Your goal:
Check each line of the records for "shorten"; collect those that have it.

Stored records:
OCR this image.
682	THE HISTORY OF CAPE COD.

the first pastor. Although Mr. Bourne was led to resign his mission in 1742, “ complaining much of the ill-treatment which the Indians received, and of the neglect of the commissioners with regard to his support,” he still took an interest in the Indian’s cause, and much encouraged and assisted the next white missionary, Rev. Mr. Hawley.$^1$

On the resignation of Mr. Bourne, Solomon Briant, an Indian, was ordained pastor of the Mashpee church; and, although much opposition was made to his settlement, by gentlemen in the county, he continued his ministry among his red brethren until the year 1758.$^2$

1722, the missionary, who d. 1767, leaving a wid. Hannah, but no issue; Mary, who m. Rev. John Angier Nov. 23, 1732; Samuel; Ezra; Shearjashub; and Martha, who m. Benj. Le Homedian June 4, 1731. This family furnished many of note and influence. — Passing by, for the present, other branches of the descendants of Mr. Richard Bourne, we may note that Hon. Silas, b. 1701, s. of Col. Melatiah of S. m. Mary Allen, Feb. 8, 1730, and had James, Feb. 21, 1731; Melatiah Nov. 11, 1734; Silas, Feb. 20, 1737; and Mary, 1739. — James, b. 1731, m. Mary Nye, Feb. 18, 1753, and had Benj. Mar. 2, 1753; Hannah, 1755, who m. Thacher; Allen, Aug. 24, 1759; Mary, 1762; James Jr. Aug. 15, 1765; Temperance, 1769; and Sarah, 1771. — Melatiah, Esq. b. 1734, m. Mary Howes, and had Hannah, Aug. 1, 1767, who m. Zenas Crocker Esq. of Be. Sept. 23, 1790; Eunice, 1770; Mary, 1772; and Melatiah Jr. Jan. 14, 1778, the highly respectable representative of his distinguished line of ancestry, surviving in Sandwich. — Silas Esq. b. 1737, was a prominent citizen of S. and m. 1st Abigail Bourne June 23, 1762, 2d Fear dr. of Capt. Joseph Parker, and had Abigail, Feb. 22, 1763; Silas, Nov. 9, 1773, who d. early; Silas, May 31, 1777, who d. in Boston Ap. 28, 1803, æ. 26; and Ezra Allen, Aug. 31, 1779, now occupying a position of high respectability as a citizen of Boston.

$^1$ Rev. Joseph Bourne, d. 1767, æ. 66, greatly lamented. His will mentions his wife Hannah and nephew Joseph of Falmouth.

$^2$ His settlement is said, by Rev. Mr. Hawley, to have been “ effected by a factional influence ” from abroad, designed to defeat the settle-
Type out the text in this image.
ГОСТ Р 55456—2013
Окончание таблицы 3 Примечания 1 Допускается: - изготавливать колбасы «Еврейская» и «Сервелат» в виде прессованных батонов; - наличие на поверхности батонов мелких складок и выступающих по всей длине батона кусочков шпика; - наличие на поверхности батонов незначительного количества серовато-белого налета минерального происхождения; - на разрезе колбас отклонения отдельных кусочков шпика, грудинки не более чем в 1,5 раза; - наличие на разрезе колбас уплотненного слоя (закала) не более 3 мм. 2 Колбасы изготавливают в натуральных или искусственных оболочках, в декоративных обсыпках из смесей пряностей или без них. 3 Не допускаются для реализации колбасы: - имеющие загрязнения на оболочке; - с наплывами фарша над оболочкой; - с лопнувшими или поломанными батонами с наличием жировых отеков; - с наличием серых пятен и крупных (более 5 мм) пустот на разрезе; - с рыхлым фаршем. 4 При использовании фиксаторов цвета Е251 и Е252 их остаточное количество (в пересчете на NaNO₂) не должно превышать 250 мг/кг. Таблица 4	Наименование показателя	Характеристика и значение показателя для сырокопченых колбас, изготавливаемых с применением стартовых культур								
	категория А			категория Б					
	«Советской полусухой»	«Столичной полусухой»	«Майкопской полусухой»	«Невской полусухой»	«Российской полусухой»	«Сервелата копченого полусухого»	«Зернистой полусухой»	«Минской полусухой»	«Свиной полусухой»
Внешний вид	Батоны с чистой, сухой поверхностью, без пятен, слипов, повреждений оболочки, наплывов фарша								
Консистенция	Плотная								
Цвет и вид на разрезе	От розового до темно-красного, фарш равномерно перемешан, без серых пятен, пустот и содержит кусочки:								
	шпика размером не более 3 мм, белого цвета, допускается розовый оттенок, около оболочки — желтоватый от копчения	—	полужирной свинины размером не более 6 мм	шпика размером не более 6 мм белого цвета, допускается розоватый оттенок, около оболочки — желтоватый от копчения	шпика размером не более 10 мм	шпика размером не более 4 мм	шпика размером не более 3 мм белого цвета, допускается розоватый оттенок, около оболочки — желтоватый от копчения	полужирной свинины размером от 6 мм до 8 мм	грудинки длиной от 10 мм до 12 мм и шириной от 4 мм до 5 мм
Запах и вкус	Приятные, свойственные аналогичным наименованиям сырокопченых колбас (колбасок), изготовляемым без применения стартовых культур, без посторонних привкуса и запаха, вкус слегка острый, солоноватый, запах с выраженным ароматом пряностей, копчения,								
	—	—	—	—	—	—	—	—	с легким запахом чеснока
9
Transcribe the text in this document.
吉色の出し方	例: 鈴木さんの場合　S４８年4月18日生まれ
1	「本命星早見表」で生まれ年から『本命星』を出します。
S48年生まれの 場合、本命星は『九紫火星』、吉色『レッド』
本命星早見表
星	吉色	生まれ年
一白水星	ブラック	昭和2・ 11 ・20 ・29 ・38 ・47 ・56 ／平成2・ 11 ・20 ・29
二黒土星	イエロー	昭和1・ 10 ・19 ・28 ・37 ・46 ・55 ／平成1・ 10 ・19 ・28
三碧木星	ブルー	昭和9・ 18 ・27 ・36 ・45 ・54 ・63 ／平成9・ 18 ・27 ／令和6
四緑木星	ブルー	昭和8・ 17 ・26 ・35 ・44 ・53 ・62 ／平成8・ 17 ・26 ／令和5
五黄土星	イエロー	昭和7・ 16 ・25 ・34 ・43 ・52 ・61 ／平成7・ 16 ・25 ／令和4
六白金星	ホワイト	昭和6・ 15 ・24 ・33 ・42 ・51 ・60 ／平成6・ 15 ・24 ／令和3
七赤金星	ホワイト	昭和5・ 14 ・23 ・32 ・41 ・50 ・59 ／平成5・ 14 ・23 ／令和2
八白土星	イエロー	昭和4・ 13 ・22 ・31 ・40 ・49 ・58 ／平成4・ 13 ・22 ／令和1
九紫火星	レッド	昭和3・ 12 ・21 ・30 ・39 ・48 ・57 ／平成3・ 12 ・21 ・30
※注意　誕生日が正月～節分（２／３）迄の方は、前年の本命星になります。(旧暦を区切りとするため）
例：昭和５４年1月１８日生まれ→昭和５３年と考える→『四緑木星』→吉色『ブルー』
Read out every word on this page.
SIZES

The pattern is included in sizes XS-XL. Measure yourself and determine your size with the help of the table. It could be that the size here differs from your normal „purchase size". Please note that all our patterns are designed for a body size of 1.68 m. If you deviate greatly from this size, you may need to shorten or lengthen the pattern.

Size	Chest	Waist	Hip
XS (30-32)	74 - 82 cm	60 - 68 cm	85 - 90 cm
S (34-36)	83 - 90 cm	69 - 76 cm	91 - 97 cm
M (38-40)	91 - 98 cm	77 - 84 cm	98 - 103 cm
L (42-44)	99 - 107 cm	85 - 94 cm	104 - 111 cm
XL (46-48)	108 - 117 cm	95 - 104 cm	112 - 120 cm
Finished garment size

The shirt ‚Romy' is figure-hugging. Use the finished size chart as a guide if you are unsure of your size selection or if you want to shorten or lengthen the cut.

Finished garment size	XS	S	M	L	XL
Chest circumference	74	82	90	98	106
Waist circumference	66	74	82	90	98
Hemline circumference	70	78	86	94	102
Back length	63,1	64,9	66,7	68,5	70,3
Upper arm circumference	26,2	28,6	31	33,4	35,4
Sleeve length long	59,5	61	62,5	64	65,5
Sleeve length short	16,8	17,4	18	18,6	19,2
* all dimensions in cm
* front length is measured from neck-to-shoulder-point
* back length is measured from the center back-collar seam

Answer to the problem:
The pattern is included in sizes XS-XL. Measure yourself and determine your size with the help of the table. It could be that the size here differs from your normal „purchase size". Please note that all our patterns are designed for a body size of 1.68 m. If you deviate greatly from this size, you may need to shorten or lengthen the pattern.
The shirt ‚Romy' is figure-hugging. Use the finished size chart as a guide if you are unsure of your size selection or if you want to shorten or lengthen the cut.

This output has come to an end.